PETIKAN PILIHAN:
+ + + + + + +

Translate

Minggu, 31 Desember 2017

Lyotard dan Pemikirannya



Lyotard dan Pemikirannya

Jean francois lyotard lahir pada tahun 1924 di versailes paris.  Lyotard memulai karir dengan belajar filsafat di Sorbonne setelah perang dunia ke II dan mendapat gelar agra’gation de philosophie pada tahun 1950an. Pada tahun 1950 – 1952 ia mengajar di sekolah menegah di kota konstantine, aljazair timur. Karirnya kemudian dilanjutkan dengan menjadi seorang professor filsafat di universitas paris VI. Ia juga menjadi seorang anggota dewan redaksi surat kabar sosialis Pouvoir Ouvier. Tahun 1950 – 1960 menjadi era di mana ia di kenal sebagai seorang aktivis yang beraliran marxis yang terkemuka. Tahun 1971 ia berhasil memperoleh gelar doctor sastra dengan disertasi yang membahas tentang problem bahasa dengan fenomenologi. Buku yang membuat namanya mengemuka baik di Prancis maupun di luar negeri adalah La condition postmoderne—rapport sur le savoir (Kondisi Postmodern—Laporan tentang Pengetahuan; 1979).

+ + + + + + +

DAFTAR TUGAS:
A – Jawab pertanyaan berikut berdasarkan teks tentang Lyotard:
(i) Di kota mana Lyotard mengajar di sekolah menengah pada tahun 1950–1952?
(ii) Pada tahun berapa ia memperoleh gelar doktor sastra?
(iii) Di universitas mana ia menjadi profesor filsafat?
B – Tulis setiap angka tahun yang muncul dalam teks tentang Lyotard, masing-masing sekali, urut dari yang paling awal.
C – Lanjutkan teks tentang Lyotard dengan satu paragraf pendek, mulai dari kalimat terakhirnya.
Baris-baris setelah teks tentang Lyotard ini merupakan bahan yang terpisah.

INFORMASI YANG DITAMPILKAN:
+ + + + + + +

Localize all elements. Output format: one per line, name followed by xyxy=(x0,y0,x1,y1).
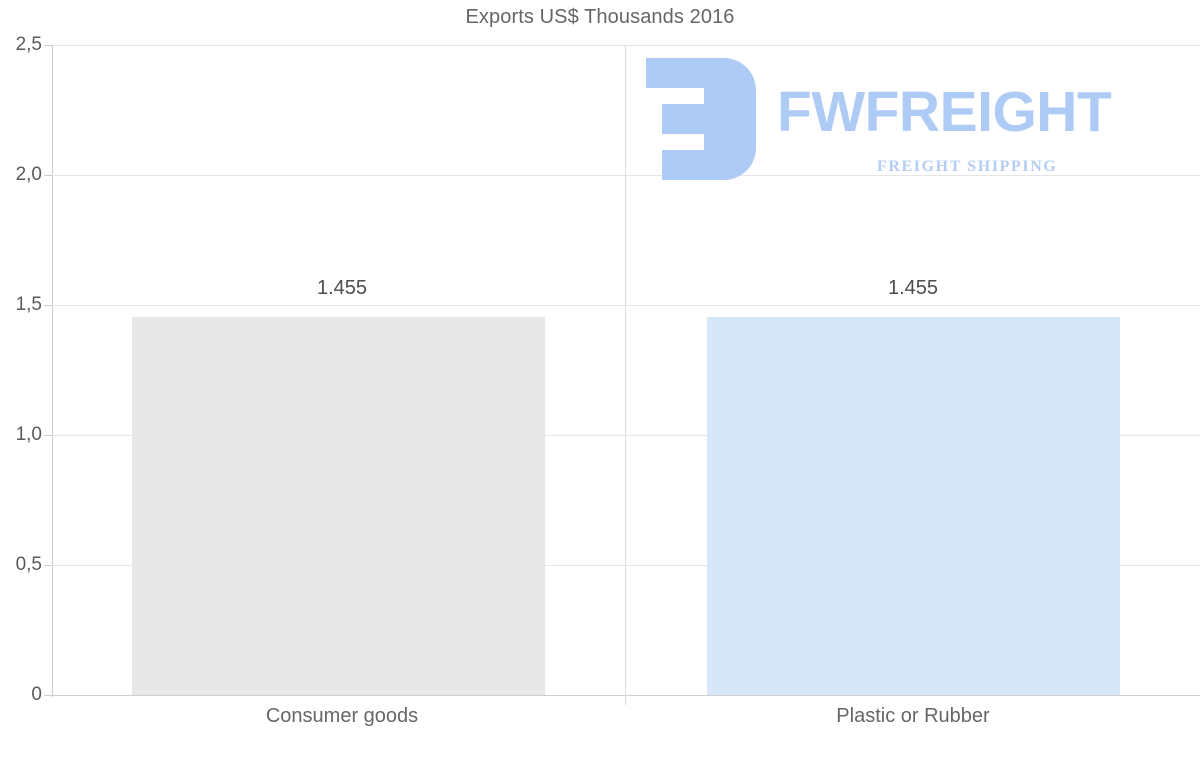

+ + + + + + +

JAWABAN TUGAS:
A –
(i) Di kota Konstantine, Aljazair timur.
(ii) Pada tahun 1971.
(iii) Di Universitas Paris VI.

B – 1924, 1950, 1952, 1960, 1971, 1979

C –
Lyotard merupakan tokoh filosof poststrukturalis terkenal dengan  pandangannya menjadi ciri khas yang membedakan antara filsafat postmodernisme dengan filsafat modernisme. Gagasannya terhadap penolakan narasi besar (grand narasi atau metanarasi) dalam artikan sebagai penolakan terhadap penyatuan, universalitas, dan totalitas. Postmodernisme adalah sebuah usaha dalam ketidakpercayaan Lyotard terhadap metanaratif. Hal ini dikarenakan kemajuan dalam ilmu pengetahuan namun kemajuan itu pada gilirannya mengandaikannya, dan selalu berkonflik dengan narasi. Metanaratif atau grand narrative merupakan suatu narasi besar memiliki fungsi legitimasi penolakan terhadap penyatuan, universal dan totalitas. Lyotard memiliki pemahaman bahwa tidak ada yang disebut dengan totalitas, namun berbagai macam totalitas, hal ini menyiratkan kita tidak dapat serta-merta menerima kebenaran hanya dari satu pandangan saja, hal ini yang kemudian membuat Lyotard menganggap filsafat memaksakan suatu kebenaran yang bersifat tunggal.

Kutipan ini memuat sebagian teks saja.